__Directions for this task__.
Set down the material once more, exactly as it appears.

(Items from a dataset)
══════════════════════════════
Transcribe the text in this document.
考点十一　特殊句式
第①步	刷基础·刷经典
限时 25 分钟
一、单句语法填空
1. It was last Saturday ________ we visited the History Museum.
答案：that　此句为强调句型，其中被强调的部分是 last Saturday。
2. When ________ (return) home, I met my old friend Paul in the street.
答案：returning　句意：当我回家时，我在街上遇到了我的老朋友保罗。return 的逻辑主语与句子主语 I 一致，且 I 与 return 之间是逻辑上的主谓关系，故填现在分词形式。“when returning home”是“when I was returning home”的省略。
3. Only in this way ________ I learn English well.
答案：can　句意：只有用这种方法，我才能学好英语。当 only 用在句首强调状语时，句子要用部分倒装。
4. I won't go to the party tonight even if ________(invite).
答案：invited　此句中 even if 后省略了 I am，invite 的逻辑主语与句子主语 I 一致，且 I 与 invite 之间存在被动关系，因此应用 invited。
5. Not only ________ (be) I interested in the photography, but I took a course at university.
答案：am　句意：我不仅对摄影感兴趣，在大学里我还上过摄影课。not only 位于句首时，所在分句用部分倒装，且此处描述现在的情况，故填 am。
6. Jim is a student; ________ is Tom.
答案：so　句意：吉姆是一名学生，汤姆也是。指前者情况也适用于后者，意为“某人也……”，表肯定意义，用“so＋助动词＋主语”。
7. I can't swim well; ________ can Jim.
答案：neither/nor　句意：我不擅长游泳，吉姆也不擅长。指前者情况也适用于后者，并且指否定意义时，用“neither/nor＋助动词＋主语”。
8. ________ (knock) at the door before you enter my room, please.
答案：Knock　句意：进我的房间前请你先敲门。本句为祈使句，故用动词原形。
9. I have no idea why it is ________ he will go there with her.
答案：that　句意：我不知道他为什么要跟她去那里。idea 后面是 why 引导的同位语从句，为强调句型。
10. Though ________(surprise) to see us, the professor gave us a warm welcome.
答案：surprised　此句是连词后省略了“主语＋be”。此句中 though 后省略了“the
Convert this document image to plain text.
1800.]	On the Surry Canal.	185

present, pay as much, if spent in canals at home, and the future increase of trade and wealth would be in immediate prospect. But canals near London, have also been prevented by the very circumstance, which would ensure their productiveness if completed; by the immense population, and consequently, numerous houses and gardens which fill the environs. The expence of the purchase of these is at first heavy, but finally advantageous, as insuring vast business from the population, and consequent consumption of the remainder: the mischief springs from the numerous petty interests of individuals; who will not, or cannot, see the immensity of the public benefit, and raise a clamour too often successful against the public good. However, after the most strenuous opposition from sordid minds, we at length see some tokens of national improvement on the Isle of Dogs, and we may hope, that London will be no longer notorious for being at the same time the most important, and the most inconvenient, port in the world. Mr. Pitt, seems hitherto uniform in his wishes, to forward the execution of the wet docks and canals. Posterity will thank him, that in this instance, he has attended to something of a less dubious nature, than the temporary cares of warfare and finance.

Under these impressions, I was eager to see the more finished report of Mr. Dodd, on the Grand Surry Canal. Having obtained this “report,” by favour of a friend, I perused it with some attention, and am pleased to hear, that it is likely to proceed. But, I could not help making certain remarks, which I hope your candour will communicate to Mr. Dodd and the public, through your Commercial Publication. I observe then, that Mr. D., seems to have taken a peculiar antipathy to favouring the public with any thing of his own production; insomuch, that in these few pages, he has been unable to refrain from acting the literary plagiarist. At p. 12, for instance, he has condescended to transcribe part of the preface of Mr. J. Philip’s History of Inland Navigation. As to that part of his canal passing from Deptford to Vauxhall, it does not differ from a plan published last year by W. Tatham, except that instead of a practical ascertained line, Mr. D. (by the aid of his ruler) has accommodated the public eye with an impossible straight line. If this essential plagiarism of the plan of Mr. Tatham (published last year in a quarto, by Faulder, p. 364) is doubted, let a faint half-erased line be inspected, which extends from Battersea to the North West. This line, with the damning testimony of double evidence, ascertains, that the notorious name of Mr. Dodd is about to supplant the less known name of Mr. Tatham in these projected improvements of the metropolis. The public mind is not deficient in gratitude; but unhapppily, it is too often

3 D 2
══════════════════════════════
__Solution to this problem__.
Transcribe the text in this document.
考点十一　特殊句式
第①步	刷基础·刷经典
限时 25 分钟
一、单句语法填空
1. It was last Saturday ________ we visited the History Museum.
答案：that　此句为强调句型，其中被强调的部分是 last Saturday。
2. When ________ (return) home, I met my old friend Paul in the street.
答案：returning　句意：当我回家时，我在街上遇到了我的老朋友保罗。return 的逻辑主语与句子主语 I 一致，且 I 与 return 之间是逻辑上的主谓关系，故填现在分词形式。“when returning home”是“when I was returning home”的省略。
3. Only in this way ________ I learn English well.
答案：can　句意：只有用这种方法，我才能学好英语。当 only 用在句首强调状语时，句子要用部分倒装。
4. I won't go to the party tonight even if ________(invite).
答案：invited　此句中 even if 后省略了 I am，invite 的逻辑主语与句子主语 I 一致，且 I 与 invite 之间存在被动关系，因此应用 invited。
5. Not only ________ (be) I interested in the photography, but I took a course at university.
答案：am　句意：我不仅对摄影感兴趣，在大学里我还上过摄影课。not only 位于句首时，所在分句用部分倒装，且此处描述现在的情况，故填 am。
6. Jim is a student; ________ is Tom.
答案：so　句意：吉姆是一名学生，汤姆也是。指前者情况也适用于后者，意为“某人也……”，表肯定意义，用“so＋助动词＋主语”。
7. I can't swim well; ________ can Jim.
答案：neither/nor　句意：我不擅长游泳，吉姆也不擅长。指前者情况也适用于后者，并且指否定意义时，用“neither/nor＋助动词＋主语”。
8. ________ (knock) at the door before you enter my room, please.
答案：Knock　句意：进我的房间前请你先敲门。本句为祈使句，故用动词原形。
9. I have no idea why it is ________ he will go there with her.
答案：that　句意：我不知道他为什么要跟她去那里。idea 后面是 why 引导的同位语从句，为强调句型。
10. Though ________(surprise) to see us, the professor gave us a warm welcome.
答案：surprised　此句是连词后省略了“主语＋be”。此句中 though 后省略了“the
Convert this document image to plain text.
1800.]	On the Surry Canal.	185

present, pay as much, if spent in canals at home, and the future increase of trade and wealth would be in immediate prospect. But canals near London, have also been prevented by the very circumstance, which would ensure their productiveness if completed; by the immense population, and consequently, numerous houses and gardens which fill the environs. The expence of the purchase of these is at first heavy, but finally advantageous, as insuring vast business from the population, and consequent consumption of the remainder: the mischief springs from the numerous petty interests of individuals; who will not, or cannot, see the immensity of the public benefit, and raise a clamour too often successful against the public good. However, after the most strenuous opposition from sordid minds, we at length see some tokens of national improvement on the Isle of Dogs, and we may hope, that London will be no longer notorious for being at the same time the most important, and the most inconvenient, port in the world. Mr. Pitt, seems hitherto uniform in his wishes, to forward the execution of the wet docks and canals. Posterity will thank him, that in this instance, he has attended to something of a less dubious nature, than the temporary cares of warfare and finance.

Under these impressions, I was eager to see the more finished report of Mr. Dodd, on the Grand Surry Canal. Having obtained this “report,” by favour of a friend, I perused it with some attention, and am pleased to hear, that it is likely to proceed. But, I could not help making certain remarks, which I hope your candour will communicate to Mr. Dodd and the public, through your Commercial Publication. I observe then, that Mr. D., seems to have taken a peculiar antipathy to favouring the public with any thing of his own production; insomuch, that in these few pages, he has been unable to refrain from acting the literary plagiarist. At p. 12, for instance, he has condescended to transcribe part of the preface of Mr. J. Philip’s History of Inland Navigation. As to that part of his canal passing from Deptford to Vauxhall, it does not differ from a plan published last year by W. Tatham, except that instead of a practical ascertained line, Mr. D. (by the aid of his ruler) has accommodated the public eye with an impossible straight line. If this essential plagiarism of the plan of Mr. Tatham (published last year in a quarto, by Faulder, p. 364) is doubted, let a faint half-erased line be inspected, which extends from Battersea to the North West. This line, with the damning testimony of double evidence, ascertains, that the notorious name of Mr. Dodd is about to supplant the less known name of Mr. Tatham in these projected improvements of the metropolis. The public mind is not deficient in gratitude; but unhapppily, it is too often

3 D 2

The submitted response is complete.